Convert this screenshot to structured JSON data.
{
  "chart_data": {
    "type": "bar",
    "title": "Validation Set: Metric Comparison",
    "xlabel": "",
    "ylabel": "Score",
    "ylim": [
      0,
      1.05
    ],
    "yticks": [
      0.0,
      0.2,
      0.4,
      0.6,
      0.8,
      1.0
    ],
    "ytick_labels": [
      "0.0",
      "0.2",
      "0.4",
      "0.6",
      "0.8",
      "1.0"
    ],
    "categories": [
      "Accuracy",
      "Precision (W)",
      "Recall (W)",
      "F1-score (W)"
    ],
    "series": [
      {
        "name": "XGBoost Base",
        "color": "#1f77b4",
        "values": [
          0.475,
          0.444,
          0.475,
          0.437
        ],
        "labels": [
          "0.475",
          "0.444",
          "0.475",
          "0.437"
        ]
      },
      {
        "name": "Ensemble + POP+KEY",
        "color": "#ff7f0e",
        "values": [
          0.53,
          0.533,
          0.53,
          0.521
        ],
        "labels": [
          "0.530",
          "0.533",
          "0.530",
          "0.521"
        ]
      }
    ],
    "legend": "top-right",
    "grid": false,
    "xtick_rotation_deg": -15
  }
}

########

Exactly reproduce every line found in the records.

WRITTEN ANSWER:
Convert this screenshot to structured JSON data.
{
  "chart_data": {
    "type": "bar",
    "title": "Validation Set: Metric Comparison",
    "xlabel": "",
    "ylabel": "Score",
    "ylim": [
      0,
      1.05
    ],
    "yticks": [
      0.0,
      0.2,
      0.4,
      0.6,
      0.8,
      1.0
    ],
    "ytick_labels": [
      "0.0",
      "0.2",
      "0.4",
      "0.6",
      "0.8",
      "1.0"
    ],
    "categories": [
      "Accuracy",
      "Precision (W)",
      "Recall (W)",
      "F1-score (W)"
    ],
    "series": [
      {
        "name": "XGBoost Base",
        "color": "#1f77b4",
        "values": [
          0.475,
          0.444,
          0.475,
          0.437
        ],
        "labels": [
          "0.475",
          "0.444",
          "0.475",
          "0.437"
        ]
      },
      {
        "name": "Ensemble + POP+KEY",
        "color": "#ff7f0e",
        "values": [
          0.53,
          0.533,
          0.53,
          0.521
        ],
        "labels": [
          "0.530",
          "0.533",
          "0.530",
          "0.521"
        ]
      }
    ],
    "legend": "top-right",
    "grid": false,
    "xtick_rotation_deg": -15
  }
}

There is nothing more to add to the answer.